* [PROBLEM TO WORK ON]
Spot every line with the word "disappearance" and return it.

* [Records from a collection of figures]
____

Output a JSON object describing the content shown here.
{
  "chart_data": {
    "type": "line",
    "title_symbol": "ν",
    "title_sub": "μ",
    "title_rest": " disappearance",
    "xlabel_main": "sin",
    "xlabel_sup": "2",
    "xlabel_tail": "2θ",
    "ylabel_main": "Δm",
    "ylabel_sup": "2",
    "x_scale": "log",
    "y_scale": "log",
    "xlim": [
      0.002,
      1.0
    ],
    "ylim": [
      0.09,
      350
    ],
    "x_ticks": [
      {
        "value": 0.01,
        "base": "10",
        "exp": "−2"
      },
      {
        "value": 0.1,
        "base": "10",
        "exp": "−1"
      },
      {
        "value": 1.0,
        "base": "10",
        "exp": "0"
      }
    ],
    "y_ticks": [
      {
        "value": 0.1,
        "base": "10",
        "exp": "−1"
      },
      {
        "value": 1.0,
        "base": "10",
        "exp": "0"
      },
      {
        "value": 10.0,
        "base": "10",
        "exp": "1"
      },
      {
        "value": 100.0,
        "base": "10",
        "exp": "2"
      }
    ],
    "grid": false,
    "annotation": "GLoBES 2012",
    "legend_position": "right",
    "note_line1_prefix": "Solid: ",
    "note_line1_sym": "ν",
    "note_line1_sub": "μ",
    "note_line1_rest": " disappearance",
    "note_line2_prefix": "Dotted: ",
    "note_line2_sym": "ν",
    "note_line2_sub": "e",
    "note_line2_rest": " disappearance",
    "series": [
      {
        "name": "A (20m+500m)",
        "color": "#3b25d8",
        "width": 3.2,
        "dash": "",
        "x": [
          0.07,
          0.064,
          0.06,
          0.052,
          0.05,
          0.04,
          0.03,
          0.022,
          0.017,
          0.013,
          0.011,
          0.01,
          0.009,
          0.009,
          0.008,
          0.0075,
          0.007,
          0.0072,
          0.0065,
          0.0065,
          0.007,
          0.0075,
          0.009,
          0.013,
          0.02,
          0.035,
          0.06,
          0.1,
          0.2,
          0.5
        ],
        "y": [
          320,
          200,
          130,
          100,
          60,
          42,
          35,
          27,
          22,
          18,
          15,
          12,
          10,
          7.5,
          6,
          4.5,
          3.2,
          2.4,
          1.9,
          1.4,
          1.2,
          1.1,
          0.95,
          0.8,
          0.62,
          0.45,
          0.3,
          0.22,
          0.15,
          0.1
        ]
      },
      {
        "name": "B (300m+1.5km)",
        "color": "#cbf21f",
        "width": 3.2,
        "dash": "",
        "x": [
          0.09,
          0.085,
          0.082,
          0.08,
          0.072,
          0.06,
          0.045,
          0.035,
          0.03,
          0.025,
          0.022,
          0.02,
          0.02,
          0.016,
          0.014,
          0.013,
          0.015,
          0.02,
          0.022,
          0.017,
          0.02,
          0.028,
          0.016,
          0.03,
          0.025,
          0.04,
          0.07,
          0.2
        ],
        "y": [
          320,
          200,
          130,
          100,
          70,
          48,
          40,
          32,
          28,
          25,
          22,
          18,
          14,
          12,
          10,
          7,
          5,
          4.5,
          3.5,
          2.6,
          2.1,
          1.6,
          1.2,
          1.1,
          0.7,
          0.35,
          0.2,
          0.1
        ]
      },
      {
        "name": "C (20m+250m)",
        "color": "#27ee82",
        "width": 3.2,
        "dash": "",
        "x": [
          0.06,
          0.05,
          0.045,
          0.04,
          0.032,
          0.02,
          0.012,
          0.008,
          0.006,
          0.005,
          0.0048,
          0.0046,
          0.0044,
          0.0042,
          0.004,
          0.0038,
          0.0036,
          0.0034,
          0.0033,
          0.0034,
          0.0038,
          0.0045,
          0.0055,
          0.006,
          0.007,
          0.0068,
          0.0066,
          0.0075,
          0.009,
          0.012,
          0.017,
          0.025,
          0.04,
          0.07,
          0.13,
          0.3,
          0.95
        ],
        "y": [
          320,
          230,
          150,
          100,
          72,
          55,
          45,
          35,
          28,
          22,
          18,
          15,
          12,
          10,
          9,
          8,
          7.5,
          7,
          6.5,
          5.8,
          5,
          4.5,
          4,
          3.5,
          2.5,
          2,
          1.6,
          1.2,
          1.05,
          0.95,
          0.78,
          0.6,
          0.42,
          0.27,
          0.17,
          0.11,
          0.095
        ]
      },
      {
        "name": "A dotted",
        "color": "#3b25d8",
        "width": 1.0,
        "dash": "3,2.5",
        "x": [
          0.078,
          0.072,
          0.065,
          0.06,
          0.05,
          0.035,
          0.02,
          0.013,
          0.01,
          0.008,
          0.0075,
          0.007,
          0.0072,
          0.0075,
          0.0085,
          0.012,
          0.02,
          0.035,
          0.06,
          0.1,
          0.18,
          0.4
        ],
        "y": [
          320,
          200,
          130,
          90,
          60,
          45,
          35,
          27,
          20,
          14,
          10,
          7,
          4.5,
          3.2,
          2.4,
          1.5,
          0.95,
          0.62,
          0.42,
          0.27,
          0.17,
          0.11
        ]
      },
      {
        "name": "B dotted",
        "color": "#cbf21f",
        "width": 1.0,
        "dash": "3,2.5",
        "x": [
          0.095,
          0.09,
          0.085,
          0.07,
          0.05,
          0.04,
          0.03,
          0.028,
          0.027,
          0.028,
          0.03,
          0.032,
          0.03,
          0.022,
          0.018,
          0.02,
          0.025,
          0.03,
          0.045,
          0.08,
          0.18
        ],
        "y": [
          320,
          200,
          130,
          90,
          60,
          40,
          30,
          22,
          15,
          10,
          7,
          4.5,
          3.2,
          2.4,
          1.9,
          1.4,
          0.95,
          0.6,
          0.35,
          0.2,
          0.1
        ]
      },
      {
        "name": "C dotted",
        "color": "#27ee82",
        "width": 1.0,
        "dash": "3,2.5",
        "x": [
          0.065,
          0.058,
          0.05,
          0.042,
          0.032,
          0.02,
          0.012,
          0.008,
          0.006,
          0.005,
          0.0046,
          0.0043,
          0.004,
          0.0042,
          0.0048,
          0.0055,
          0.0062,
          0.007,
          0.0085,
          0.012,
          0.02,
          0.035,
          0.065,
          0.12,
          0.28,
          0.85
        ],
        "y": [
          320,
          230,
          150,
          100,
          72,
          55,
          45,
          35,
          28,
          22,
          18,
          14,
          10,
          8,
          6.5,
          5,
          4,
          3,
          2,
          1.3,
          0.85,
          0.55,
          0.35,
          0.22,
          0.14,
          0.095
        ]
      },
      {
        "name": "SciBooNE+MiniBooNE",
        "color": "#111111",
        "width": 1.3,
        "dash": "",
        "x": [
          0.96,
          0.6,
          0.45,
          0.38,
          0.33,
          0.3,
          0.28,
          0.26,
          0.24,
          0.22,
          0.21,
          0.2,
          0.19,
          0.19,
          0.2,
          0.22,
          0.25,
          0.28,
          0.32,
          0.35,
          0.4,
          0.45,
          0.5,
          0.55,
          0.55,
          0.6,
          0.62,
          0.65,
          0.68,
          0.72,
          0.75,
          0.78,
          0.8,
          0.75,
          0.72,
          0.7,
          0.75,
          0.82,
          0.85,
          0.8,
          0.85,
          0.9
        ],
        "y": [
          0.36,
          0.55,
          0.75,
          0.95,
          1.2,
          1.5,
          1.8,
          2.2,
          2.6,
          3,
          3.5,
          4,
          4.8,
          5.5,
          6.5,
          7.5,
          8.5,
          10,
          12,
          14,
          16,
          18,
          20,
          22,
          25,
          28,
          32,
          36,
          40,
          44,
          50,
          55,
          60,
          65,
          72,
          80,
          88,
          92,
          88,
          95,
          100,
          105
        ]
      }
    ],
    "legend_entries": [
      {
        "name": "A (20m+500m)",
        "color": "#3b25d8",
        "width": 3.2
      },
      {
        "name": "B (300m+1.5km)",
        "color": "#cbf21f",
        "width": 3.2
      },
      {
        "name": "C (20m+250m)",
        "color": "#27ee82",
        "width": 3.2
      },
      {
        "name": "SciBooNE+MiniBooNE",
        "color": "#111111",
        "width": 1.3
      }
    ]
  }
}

____

* [RESULT BELOW]
    "title_rest": " disappearance",
    "note_line1_rest": " disappearance",
    "note_line2_rest": " disappearance",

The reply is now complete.